- Request
Give an exact copy of every line, leaving images out.

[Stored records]
>>>
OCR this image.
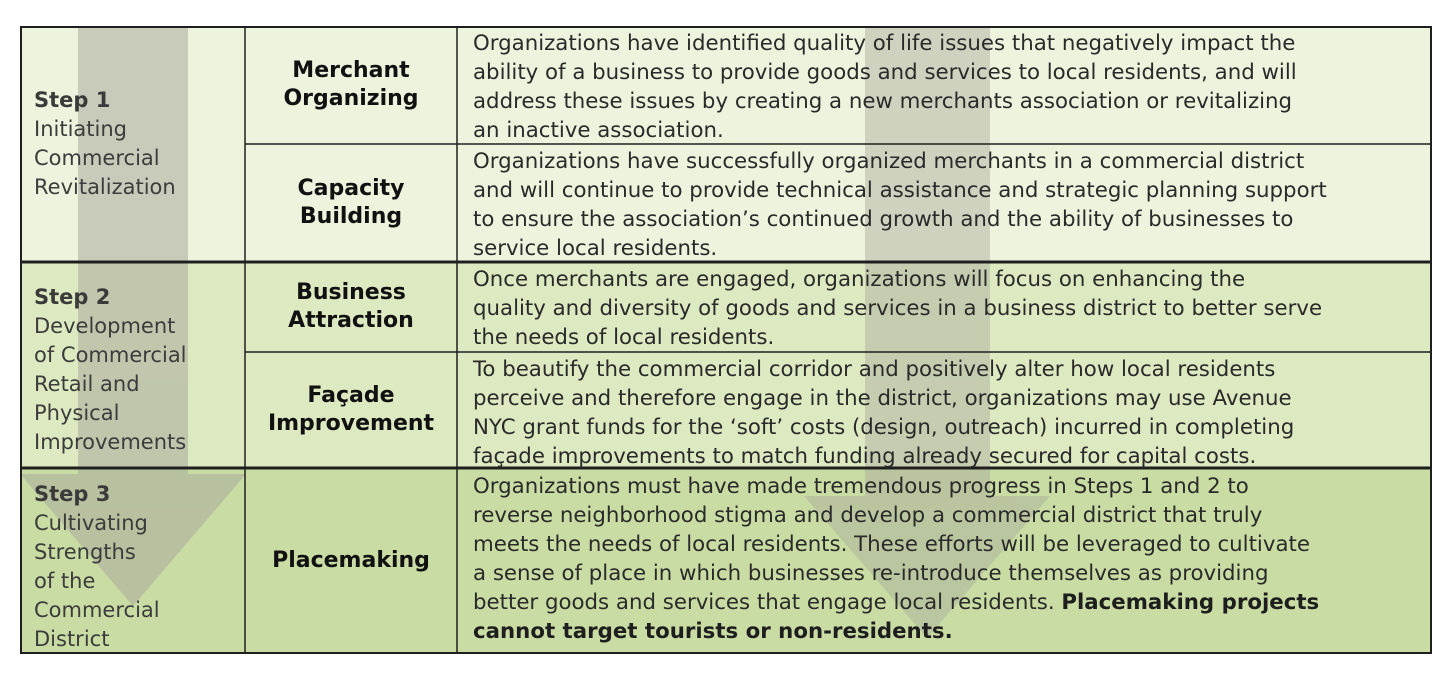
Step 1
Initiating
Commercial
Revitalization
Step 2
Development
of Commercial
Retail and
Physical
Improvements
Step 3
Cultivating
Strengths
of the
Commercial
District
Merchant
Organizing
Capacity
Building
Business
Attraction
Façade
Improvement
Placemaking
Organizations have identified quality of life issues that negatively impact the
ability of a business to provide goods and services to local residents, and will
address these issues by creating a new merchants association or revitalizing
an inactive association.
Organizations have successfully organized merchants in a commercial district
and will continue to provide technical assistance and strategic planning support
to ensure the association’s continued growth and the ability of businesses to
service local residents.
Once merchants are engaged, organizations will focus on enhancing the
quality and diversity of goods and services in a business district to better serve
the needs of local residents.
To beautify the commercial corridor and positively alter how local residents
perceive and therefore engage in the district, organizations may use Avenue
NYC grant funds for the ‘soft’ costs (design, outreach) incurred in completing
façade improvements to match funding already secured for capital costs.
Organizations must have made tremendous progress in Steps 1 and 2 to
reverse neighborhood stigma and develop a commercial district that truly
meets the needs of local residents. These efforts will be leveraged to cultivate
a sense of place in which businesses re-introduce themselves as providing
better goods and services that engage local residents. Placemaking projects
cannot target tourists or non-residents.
<<<
- Exercise solution
OCR this image.
Step 1
Initiating
Commercial
Revitalization
Step 2
Development
of Commercial
Retail and
Physical
Improvements
Step 3
Cultivating
Strengths
of the
Commercial
District
Merchant
Organizing
Capacity
Building
Business
Attraction
Façade
Improvement
Placemaking
Organizations have identified quality of life issues that negatively impact the
ability of a business to provide goods and services to local residents, and will
address these issues by creating a new merchants association or revitalizing
an inactive association.
Organizations have successfully organized merchants in a commercial district
and will continue to provide technical assistance and strategic planning support
to ensure the association’s continued growth and the ability of businesses to
service local residents.
Once merchants are engaged, organizations will focus on enhancing the
quality and diversity of goods and services in a business district to better serve
the needs of local residents.
To beautify the commercial corridor and positively alter how local residents
perceive and therefore engage in the district, organizations may use Avenue
NYC grant funds for the ‘soft’ costs (design, outreach) incurred in completing
façade improvements to match funding already secured for capital costs.
Organizations must have made tremendous progress in Steps 1 and 2 to
reverse neighborhood stigma and develop a commercial district that truly
meets the needs of local residents. These efforts will be leveraged to cultivate
a sense of place in which businesses re-introduce themselves as providing
better goods and services that engage local residents. Placemaking projects
cannot target tourists or non-residents.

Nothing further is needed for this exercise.